▶ _Stated goal_
Give the listing again in full, exactly as written.

▶ _Exercise inputs_
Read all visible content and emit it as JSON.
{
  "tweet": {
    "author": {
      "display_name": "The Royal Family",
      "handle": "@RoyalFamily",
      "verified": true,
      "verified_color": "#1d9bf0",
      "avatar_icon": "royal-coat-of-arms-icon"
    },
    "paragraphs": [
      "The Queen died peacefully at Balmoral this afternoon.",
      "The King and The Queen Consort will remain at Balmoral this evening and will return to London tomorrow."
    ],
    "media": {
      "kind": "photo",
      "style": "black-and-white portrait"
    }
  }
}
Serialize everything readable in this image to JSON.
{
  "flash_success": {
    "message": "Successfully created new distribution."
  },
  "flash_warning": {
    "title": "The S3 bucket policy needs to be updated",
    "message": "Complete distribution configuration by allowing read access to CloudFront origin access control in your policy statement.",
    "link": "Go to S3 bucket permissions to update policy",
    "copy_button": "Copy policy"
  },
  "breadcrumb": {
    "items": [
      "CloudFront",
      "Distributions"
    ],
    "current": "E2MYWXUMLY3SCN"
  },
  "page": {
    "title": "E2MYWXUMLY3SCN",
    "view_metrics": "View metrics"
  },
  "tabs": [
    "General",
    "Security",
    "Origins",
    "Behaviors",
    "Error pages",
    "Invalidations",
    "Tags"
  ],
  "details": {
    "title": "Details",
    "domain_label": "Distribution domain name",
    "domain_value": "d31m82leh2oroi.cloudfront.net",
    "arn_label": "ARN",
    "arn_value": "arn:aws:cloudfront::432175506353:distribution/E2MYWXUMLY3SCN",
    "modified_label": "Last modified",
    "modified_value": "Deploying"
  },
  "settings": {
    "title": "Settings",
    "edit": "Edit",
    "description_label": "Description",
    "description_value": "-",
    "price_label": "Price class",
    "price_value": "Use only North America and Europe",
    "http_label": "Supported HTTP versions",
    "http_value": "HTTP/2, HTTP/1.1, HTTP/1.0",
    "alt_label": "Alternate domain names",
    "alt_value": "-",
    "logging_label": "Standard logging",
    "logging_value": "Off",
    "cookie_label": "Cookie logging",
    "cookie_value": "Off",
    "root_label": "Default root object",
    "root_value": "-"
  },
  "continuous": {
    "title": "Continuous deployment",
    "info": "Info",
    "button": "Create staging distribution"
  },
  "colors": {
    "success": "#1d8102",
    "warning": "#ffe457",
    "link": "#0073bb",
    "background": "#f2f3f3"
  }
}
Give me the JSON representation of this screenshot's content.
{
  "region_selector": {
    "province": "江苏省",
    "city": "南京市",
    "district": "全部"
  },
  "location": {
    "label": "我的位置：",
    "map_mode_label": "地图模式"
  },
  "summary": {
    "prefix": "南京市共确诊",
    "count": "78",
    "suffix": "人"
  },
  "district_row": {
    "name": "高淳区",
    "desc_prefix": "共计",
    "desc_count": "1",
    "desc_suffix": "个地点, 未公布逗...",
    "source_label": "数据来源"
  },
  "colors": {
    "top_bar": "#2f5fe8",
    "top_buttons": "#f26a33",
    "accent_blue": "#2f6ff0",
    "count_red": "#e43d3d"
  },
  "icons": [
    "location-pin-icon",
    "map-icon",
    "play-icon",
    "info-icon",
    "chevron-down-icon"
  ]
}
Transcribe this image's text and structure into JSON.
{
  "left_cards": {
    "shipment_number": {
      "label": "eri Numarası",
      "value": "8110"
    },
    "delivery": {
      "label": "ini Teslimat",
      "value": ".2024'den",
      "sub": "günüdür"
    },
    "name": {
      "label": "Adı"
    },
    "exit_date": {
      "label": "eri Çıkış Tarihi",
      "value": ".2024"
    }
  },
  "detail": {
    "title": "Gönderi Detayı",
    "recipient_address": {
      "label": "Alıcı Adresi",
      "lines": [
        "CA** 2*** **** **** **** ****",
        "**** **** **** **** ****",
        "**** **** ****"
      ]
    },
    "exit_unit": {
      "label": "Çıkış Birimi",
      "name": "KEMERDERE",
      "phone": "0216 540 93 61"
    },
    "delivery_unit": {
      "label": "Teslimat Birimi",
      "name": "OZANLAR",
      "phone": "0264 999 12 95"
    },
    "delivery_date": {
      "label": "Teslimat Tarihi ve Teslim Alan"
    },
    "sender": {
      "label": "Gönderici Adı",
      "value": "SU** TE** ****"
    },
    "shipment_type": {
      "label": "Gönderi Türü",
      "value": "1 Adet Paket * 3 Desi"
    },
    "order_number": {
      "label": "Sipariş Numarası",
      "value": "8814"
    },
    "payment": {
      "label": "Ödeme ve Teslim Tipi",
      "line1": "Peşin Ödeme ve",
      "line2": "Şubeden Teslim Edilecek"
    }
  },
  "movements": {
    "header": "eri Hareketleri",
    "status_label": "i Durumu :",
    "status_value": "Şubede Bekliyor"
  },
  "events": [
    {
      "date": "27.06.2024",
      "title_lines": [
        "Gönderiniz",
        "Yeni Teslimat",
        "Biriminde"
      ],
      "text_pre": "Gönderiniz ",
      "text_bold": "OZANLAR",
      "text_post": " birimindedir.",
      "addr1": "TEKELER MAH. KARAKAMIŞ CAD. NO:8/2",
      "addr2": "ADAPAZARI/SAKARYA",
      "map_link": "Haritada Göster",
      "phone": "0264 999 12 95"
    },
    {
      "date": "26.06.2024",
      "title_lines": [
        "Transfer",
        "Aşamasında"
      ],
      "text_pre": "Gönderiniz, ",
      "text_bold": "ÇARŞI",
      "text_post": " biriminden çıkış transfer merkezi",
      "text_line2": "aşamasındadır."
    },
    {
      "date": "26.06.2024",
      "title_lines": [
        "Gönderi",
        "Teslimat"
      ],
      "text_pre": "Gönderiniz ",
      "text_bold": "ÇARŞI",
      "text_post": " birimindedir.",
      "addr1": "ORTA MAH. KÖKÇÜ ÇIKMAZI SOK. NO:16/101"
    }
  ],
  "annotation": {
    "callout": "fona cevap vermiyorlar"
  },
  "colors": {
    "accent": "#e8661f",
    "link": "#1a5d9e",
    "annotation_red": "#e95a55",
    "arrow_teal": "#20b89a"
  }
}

▶ _Exercise answer_
Read all visible content and emit it as JSON.
{
  "tweet": {
    "author": {
      "display_name": "The Royal Family",
      "handle": "@RoyalFamily",
      "verified": true,
      "verified_color": "#1d9bf0",
      "avatar_icon": "royal-coat-of-arms-icon"
    },
    "paragraphs": [
      "The Queen died peacefully at Balmoral this afternoon.",
      "The King and The Queen Consort will remain at Balmoral this evening and will return to London tomorrow."
    ],
    "media": {
      "kind": "photo",
      "style": "black-and-white portrait"
    }
  }
}
Serialize everything readable in this image to JSON.
{
  "flash_success": {
    "message": "Successfully created new distribution."
  },
  "flash_warning": {
    "title": "The S3 bucket policy needs to be updated",
    "message": "Complete distribution configuration by allowing read access to CloudFront origin access control in your policy statement.",
    "link": "Go to S3 bucket permissions to update policy",
    "copy_button": "Copy policy"
  },
  "breadcrumb": {
    "items": [
      "CloudFront",
      "Distributions"
    ],
    "current": "E2MYWXUMLY3SCN"
  },
  "page": {
    "title": "E2MYWXUMLY3SCN",
    "view_metrics": "View metrics"
  },
  "tabs": [
    "General",
    "Security",
    "Origins",
    "Behaviors",
    "Error pages",
    "Invalidations",
    "Tags"
  ],
  "details": {
    "title": "Details",
    "domain_label": "Distribution domain name",
    "domain_value": "d31m82leh2oroi.cloudfront.net",
    "arn_label": "ARN",
    "arn_value": "arn:aws:cloudfront::432175506353:distribution/E2MYWXUMLY3SCN",
    "modified_label": "Last modified",
    "modified_value": "Deploying"
  },
  "settings": {
    "title": "Settings",
    "edit": "Edit",
    "description_label": "Description",
    "description_value": "-",
    "price_label": "Price class",
    "price_value": "Use only North America and Europe",
    "http_label": "Supported HTTP versions",
    "http_value": "HTTP/2, HTTP/1.1, HTTP/1.0",
    "alt_label": "Alternate domain names",
    "alt_value": "-",
    "logging_label": "Standard logging",
    "logging_value": "Off",
    "cookie_label": "Cookie logging",
    "cookie_value": "Off",
    "root_label": "Default root object",
    "root_value": "-"
  },
  "continuous": {
    "title": "Continuous deployment",
    "info": "Info",
    "button": "Create staging distribution"
  },
  "colors": {
    "success": "#1d8102",
    "warning": "#ffe457",
    "link": "#0073bb",
    "background": "#f2f3f3"
  }
}
Give me the JSON representation of this screenshot's content.
{
  "region_selector": {
    "province": "江苏省",
    "city": "南京市",
    "district": "全部"
  },
  "location": {
    "label": "我的位置：",
    "map_mode_label": "地图模式"
  },
  "summary": {
    "prefix": "南京市共确诊",
    "count": "78",
    "suffix": "人"
  },
  "district_row": {
    "name": "高淳区",
    "desc_prefix": "共计",
    "desc_count": "1",
    "desc_suffix": "个地点, 未公布逗...",
    "source_label": "数据来源"
  },
  "colors": {
    "top_bar": "#2f5fe8",
    "top_buttons": "#f26a33",
    "accent_blue": "#2f6ff0",
    "count_red": "#e43d3d"
  },
  "icons": [
    "location-pin-icon",
    "map-icon",
    "play-icon",
    "info-icon",
    "chevron-down-icon"
  ]
}
Transcribe this image's text and structure into JSON.
{
  "left_cards": {
    "shipment_number": {
      "label": "eri Numarası",
      "value": "8110"
    },
    "delivery": {
      "label": "ini Teslimat",
      "value": ".2024'den",
      "sub": "günüdür"
    },
    "name": {
      "label": "Adı"
    },
    "exit_date": {
      "label": "eri Çıkış Tarihi",
      "value": ".2024"
    }
  },
  "detail": {
    "title": "Gönderi Detayı",
    "recipient_address": {
      "label": "Alıcı Adresi",
      "lines": [
        "CA** 2*** **** **** **** ****",
        "**** **** **** **** ****",
        "**** **** ****"
      ]
    },
    "exit_unit": {
      "label": "Çıkış Birimi",
      "name": "KEMERDERE",
      "phone": "0216 540 93 61"
    },
    "delivery_unit": {
      "label": "Teslimat Birimi",
      "name": "OZANLAR",
      "phone": "0264 999 12 95"
    },
    "delivery_date": {
      "label": "Teslimat Tarihi ve Teslim Alan"
    },
    "sender": {
      "label": "Gönderici Adı",
      "value": "SU** TE** ****"
    },
    "shipment_type": {
      "label": "Gönderi Türü",
      "value": "1 Adet Paket * 3 Desi"
    },
    "order_number": {
      "label": "Sipariş Numarası",
      "value": "8814"
    },
    "payment": {
      "label": "Ödeme ve Teslim Tipi",
      "line1": "Peşin Ödeme ve",
      "line2": "Şubeden Teslim Edilecek"
    }
  },
  "movements": {
    "header": "eri Hareketleri",
    "status_label": "i Durumu :",
    "status_value": "Şubede Bekliyor"
  },
  "events": [
    {
      "date": "27.06.2024",
      "title_lines": [
        "Gönderiniz",
        "Yeni Teslimat",
        "Biriminde"
      ],
      "text_pre": "Gönderiniz ",
      "text_bold": "OZANLAR",
      "text_post": " birimindedir.",
      "addr1": "TEKELER MAH. KARAKAMIŞ CAD. NO:8/2",
      "addr2": "ADAPAZARI/SAKARYA",
      "map_link": "Haritada Göster",
      "phone": "0264 999 12 95"
    },
    {
      "date": "26.06.2024",
      "title_lines": [
        "Transfer",
        "Aşamasında"
      ],
      "text_pre": "Gönderiniz, ",
      "text_bold": "ÇARŞI",
      "text_post": " biriminden çıkış transfer merkezi",
      "text_line2": "aşamasındadır."
    },
    {
      "date": "26.06.2024",
      "title_lines": [
        "Gönderi",
        "Teslimat"
      ],
      "text_pre": "Gönderiniz ",
      "text_bold": "ÇARŞI",
      "text_post": " birimindedir.",
      "addr1": "ORTA MAH. KÖKÇÜ ÇIKMAZI SOK. NO:16/101"
    }
  ],
  "annotation": {
    "callout": "fona cevap vermiyorlar"
  },
  "colors": {
    "accent": "#e8661f",
    "link": "#1a5d9e",
    "annotation_red": "#e95a55",
    "arrow_teal": "#20b89a"
  }
}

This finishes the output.